------ Records supplied ------

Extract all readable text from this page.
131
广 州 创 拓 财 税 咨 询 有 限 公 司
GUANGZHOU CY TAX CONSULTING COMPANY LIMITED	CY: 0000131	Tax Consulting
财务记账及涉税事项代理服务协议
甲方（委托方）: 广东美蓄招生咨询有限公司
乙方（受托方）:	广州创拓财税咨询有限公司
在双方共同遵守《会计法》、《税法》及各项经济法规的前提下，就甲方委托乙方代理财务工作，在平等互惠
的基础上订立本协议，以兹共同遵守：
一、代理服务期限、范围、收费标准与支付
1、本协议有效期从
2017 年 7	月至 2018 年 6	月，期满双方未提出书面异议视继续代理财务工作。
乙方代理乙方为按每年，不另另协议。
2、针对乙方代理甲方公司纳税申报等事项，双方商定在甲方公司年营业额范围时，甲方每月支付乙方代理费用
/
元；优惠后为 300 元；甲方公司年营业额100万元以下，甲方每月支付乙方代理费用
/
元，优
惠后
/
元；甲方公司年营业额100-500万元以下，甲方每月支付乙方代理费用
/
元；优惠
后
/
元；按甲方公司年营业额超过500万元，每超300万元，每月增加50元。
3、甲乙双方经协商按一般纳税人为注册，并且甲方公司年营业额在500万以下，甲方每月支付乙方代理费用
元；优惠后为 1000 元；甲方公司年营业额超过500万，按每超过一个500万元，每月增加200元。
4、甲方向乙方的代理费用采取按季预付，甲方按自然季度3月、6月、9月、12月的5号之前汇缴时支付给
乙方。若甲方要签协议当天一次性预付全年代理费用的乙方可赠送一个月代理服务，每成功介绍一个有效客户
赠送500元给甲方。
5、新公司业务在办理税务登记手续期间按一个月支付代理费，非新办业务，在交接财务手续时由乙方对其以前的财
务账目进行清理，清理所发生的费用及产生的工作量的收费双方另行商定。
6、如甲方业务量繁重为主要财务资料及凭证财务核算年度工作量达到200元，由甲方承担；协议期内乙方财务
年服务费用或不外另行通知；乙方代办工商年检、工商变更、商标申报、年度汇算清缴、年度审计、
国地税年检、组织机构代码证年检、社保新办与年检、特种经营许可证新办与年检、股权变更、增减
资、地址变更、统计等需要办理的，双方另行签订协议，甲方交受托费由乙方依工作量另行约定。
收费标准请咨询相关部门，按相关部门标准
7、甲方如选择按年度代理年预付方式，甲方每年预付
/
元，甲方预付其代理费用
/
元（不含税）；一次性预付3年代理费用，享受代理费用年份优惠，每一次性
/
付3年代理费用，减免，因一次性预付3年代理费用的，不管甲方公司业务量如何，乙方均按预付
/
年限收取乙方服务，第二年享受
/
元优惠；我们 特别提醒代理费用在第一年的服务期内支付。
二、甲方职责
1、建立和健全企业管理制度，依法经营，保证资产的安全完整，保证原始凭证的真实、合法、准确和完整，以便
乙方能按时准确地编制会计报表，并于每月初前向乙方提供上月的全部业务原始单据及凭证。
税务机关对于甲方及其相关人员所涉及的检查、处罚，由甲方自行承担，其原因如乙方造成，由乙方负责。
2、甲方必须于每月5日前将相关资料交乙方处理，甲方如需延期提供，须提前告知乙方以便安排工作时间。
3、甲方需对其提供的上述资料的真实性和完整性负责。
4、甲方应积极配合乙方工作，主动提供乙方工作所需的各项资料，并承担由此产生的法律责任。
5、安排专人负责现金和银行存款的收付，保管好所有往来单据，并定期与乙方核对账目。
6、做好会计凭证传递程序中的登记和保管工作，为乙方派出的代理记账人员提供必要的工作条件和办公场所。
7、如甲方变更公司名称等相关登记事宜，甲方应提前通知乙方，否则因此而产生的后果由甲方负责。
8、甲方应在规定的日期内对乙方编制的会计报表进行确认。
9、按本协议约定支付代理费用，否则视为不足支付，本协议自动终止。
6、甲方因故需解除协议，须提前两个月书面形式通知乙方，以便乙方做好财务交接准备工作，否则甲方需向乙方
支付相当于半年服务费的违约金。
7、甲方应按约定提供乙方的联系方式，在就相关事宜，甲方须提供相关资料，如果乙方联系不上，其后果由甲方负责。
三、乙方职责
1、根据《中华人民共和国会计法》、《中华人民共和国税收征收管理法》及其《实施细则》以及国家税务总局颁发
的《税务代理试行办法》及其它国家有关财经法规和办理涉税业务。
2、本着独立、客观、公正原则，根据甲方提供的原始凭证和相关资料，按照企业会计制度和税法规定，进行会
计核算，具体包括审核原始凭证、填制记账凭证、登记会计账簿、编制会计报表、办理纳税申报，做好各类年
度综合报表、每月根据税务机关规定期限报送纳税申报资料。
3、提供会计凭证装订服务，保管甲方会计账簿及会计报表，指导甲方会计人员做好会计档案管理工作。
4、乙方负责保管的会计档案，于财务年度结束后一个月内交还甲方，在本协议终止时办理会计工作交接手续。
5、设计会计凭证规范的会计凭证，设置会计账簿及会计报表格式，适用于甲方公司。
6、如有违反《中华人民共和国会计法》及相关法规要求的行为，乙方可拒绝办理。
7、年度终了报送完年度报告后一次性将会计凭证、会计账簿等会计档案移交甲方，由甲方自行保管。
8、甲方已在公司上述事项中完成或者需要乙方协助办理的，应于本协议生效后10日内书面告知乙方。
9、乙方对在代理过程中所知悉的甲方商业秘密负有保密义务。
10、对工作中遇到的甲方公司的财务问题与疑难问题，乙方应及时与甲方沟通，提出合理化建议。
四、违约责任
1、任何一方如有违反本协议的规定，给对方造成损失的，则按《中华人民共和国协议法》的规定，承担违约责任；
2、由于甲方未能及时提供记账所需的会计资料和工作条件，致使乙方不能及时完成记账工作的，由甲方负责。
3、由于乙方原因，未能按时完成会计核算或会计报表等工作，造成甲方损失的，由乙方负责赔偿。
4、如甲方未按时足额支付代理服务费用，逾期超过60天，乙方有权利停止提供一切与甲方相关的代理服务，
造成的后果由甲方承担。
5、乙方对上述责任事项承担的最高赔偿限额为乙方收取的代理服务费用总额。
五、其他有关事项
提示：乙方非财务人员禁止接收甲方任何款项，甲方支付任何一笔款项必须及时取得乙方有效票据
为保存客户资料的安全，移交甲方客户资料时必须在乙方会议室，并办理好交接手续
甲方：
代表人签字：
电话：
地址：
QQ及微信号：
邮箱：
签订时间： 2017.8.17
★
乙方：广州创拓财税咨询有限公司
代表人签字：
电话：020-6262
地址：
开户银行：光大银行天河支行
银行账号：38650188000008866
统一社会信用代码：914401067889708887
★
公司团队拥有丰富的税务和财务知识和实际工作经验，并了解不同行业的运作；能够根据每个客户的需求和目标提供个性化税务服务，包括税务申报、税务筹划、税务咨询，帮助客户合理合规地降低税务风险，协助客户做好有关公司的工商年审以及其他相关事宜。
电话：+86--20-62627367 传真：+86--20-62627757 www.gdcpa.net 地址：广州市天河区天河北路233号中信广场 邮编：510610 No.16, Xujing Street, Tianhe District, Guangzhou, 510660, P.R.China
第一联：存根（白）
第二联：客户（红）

------

Task brief: Reproduce the listing above verbatim, from first line to last.

Output:
Extract all readable text from this page.
131
广 州 创 拓 财 税 咨 询 有 限 公 司
GUANGZHOU CY TAX CONSULTING COMPANY LIMITED	CY: 0000131	Tax Consulting
财务记账及涉税事项代理服务协议
甲方（委托方）: 广东美蓄招生咨询有限公司
乙方（受托方）:	广州创拓财税咨询有限公司
在双方共同遵守《会计法》、《税法》及各项经济法规的前提下，就甲方委托乙方代理财务工作，在平等互惠
的基础上订立本协议，以兹共同遵守：
一、代理服务期限、范围、收费标准与支付
1、本协议有效期从
2017 年 7	月至 2018 年 6	月，期满双方未提出书面异议视继续代理财务工作。
乙方代理乙方为按每年，不另另协议。
2、针对乙方代理甲方公司纳税申报等事项，双方商定在甲方公司年营业额范围时，甲方每月支付乙方代理费用
/
元；优惠后为 300 元；甲方公司年营业额100万元以下，甲方每月支付乙方代理费用
/
元，优
惠后
/
元；甲方公司年营业额100-500万元以下，甲方每月支付乙方代理费用
/
元；优惠
后
/
元；按甲方公司年营业额超过500万元，每超300万元，每月增加50元。
3、甲乙双方经协商按一般纳税人为注册，并且甲方公司年营业额在500万以下，甲方每月支付乙方代理费用
元；优惠后为 1000 元；甲方公司年营业额超过500万，按每超过一个500万元，每月增加200元。
4、甲方向乙方的代理费用采取按季预付，甲方按自然季度3月、6月、9月、12月的5号之前汇缴时支付给
乙方。若甲方要签协议当天一次性预付全年代理费用的乙方可赠送一个月代理服务，每成功介绍一个有效客户
赠送500元给甲方。
5、新公司业务在办理税务登记手续期间按一个月支付代理费，非新办业务，在交接财务手续时由乙方对其以前的财
务账目进行清理，清理所发生的费用及产生的工作量的收费双方另行商定。
6、如甲方业务量繁重为主要财务资料及凭证财务核算年度工作量达到200元，由甲方承担；协议期内乙方财务
年服务费用或不外另行通知；乙方代办工商年检、工商变更、商标申报、年度汇算清缴、年度审计、
国地税年检、组织机构代码证年检、社保新办与年检、特种经营许可证新办与年检、股权变更、增减
资、地址变更、统计等需要办理的，双方另行签订协议，甲方交受托费由乙方依工作量另行约定。
收费标准请咨询相关部门，按相关部门标准
7、甲方如选择按年度代理年预付方式，甲方每年预付
/
元，甲方预付其代理费用
/
元（不含税）；一次性预付3年代理费用，享受代理费用年份优惠，每一次性
/
付3年代理费用，减免，因一次性预付3年代理费用的，不管甲方公司业务量如何，乙方均按预付
/
年限收取乙方服务，第二年享受
/
元优惠；我们 特别提醒代理费用在第一年的服务期内支付。
二、甲方职责
1、建立和健全企业管理制度，依法经营，保证资产的安全完整，保证原始凭证的真实、合法、准确和完整，以便
乙方能按时准确地编制会计报表，并于每月初前向乙方提供上月的全部业务原始单据及凭证。
税务机关对于甲方及其相关人员所涉及的检查、处罚，由甲方自行承担，其原因如乙方造成，由乙方负责。
2、甲方必须于每月5日前将相关资料交乙方处理，甲方如需延期提供，须提前告知乙方以便安排工作时间。
3、甲方需对其提供的上述资料的真实性和完整性负责。
4、甲方应积极配合乙方工作，主动提供乙方工作所需的各项资料，并承担由此产生的法律责任。
5、安排专人负责现金和银行存款的收付，保管好所有往来单据，并定期与乙方核对账目。
6、做好会计凭证传递程序中的登记和保管工作，为乙方派出的代理记账人员提供必要的工作条件和办公场所。
7、如甲方变更公司名称等相关登记事宜，甲方应提前通知乙方，否则因此而产生的后果由甲方负责。
8、甲方应在规定的日期内对乙方编制的会计报表进行确认。
9、按本协议约定支付代理费用，否则视为不足支付，本协议自动终止。
6、甲方因故需解除协议，须提前两个月书面形式通知乙方，以便乙方做好财务交接准备工作，否则甲方需向乙方
支付相当于半年服务费的违约金。
7、甲方应按约定提供乙方的联系方式，在就相关事宜，甲方须提供相关资料，如果乙方联系不上，其后果由甲方负责。
三、乙方职责
1、根据《中华人民共和国会计法》、《中华人民共和国税收征收管理法》及其《实施细则》以及国家税务总局颁发
的《税务代理试行办法》及其它国家有关财经法规和办理涉税业务。
2、本着独立、客观、公正原则，根据甲方提供的原始凭证和相关资料，按照企业会计制度和税法规定，进行会
计核算，具体包括审核原始凭证、填制记账凭证、登记会计账簿、编制会计报表、办理纳税申报，做好各类年
度综合报表、每月根据税务机关规定期限报送纳税申报资料。
3、提供会计凭证装订服务，保管甲方会计账簿及会计报表，指导甲方会计人员做好会计档案管理工作。
4、乙方负责保管的会计档案，于财务年度结束后一个月内交还甲方，在本协议终止时办理会计工作交接手续。
5、设计会计凭证规范的会计凭证，设置会计账簿及会计报表格式，适用于甲方公司。
6、如有违反《中华人民共和国会计法》及相关法规要求的行为，乙方可拒绝办理。
7、年度终了报送完年度报告后一次性将会计凭证、会计账簿等会计档案移交甲方，由甲方自行保管。
8、甲方已在公司上述事项中完成或者需要乙方协助办理的，应于本协议生效后10日内书面告知乙方。
9、乙方对在代理过程中所知悉的甲方商业秘密负有保密义务。
10、对工作中遇到的甲方公司的财务问题与疑难问题，乙方应及时与甲方沟通，提出合理化建议。
四、违约责任
1、任何一方如有违反本协议的规定，给对方造成损失的，则按《中华人民共和国协议法》的规定，承担违约责任；
2、由于甲方未能及时提供记账所需的会计资料和工作条件，致使乙方不能及时完成记账工作的，由甲方负责。
3、由于乙方原因，未能按时完成会计核算或会计报表等工作，造成甲方损失的，由乙方负责赔偿。
4、如甲方未按时足额支付代理服务费用，逾期超过60天，乙方有权利停止提供一切与甲方相关的代理服务，
造成的后果由甲方承担。
5、乙方对上述责任事项承担的最高赔偿限额为乙方收取的代理服务费用总额。
五、其他有关事项
提示：乙方非财务人员禁止接收甲方任何款项，甲方支付任何一笔款项必须及时取得乙方有效票据
为保存客户资料的安全，移交甲方客户资料时必须在乙方会议室，并办理好交接手续
甲方：
代表人签字：
电话：
地址：
QQ及微信号：
邮箱：
签订时间： 2017.8.17
★
乙方：广州创拓财税咨询有限公司
代表人签字：
电话：020-6262
地址：
开户银行：光大银行天河支行
银行账号：38650188000008866
统一社会信用代码：914401067889708887
★
公司团队拥有丰富的税务和财务知识和实际工作经验，并了解不同行业的运作；能够根据每个客户的需求和目标提供个性化税务服务，包括税务申报、税务筹划、税务咨询，帮助客户合理合规地降低税务风险，协助客户做好有关公司的工商年审以及其他相关事宜。
电话：+86--20-62627367 传真：+86--20-62627757 www.gdcpa.net 地址：广州市天河区天河北路233号中信广场 邮编：510610 No.16, Xujing Street, Tianhe District, Guangzhou, 510660, P.R.China
第一联：存根（白）
第二联：客户（红）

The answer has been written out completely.